- _Stated exercise_
Output every entry exactly as written, skipping any pictures.

- _Entries provided_
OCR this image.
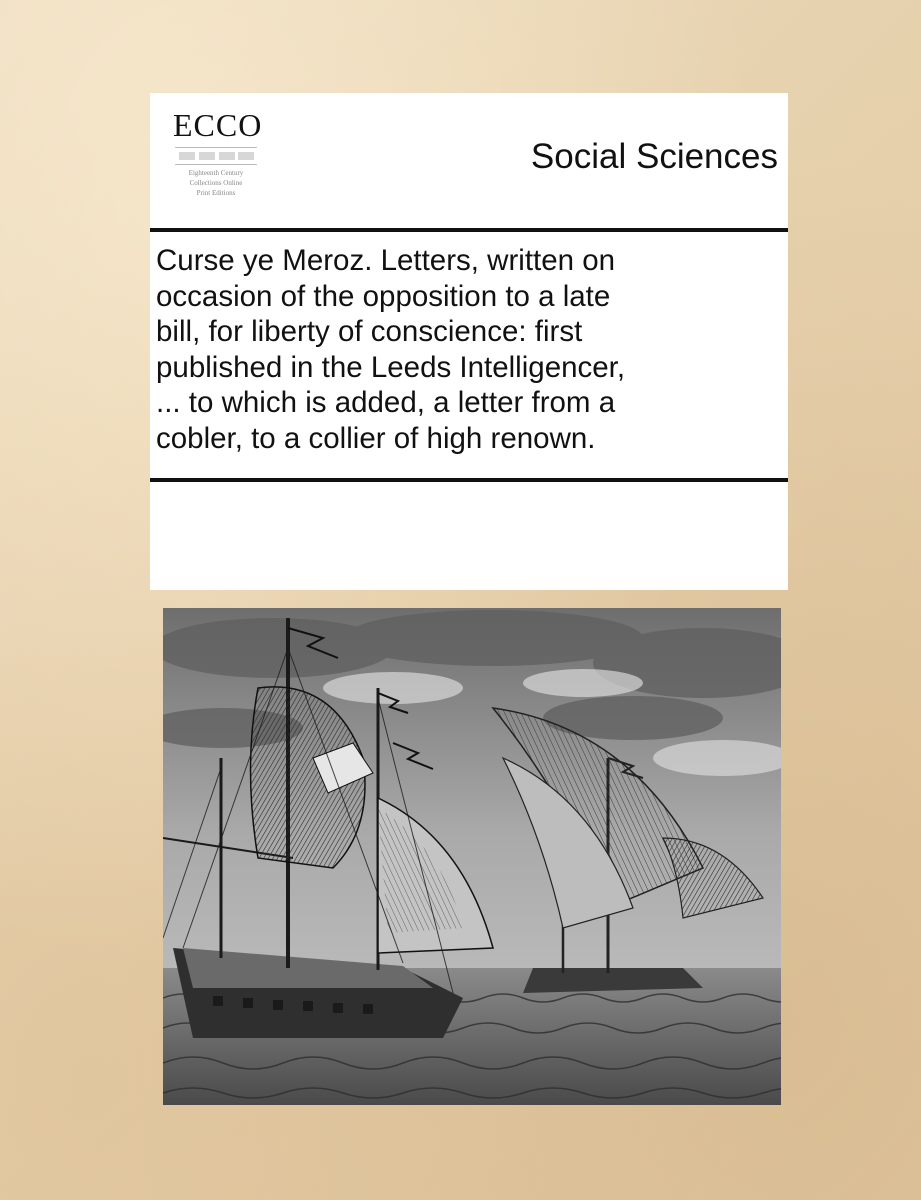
ECCO
Eighteenth Century
Collections Online
Print Editions
Social Sciences
Curse ye Meroz. Letters, written on
occasion of the opposition to a late
bill, for liberty of conscience: first
published in the Leeds Intelligencer,
... to which is added, a letter from a
cobler, to a collier of high renown.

- _Correct response_
OCR this image.
ECCO
Eighteenth Century
Collections Online
Print Editions
Social Sciences
Curse ye Meroz. Letters, written on
occasion of the opposition to a late
bill, for liberty of conscience: first
published in the Leeds Intelligencer,
... to which is added, a letter from a
cobler, to a collier of high renown.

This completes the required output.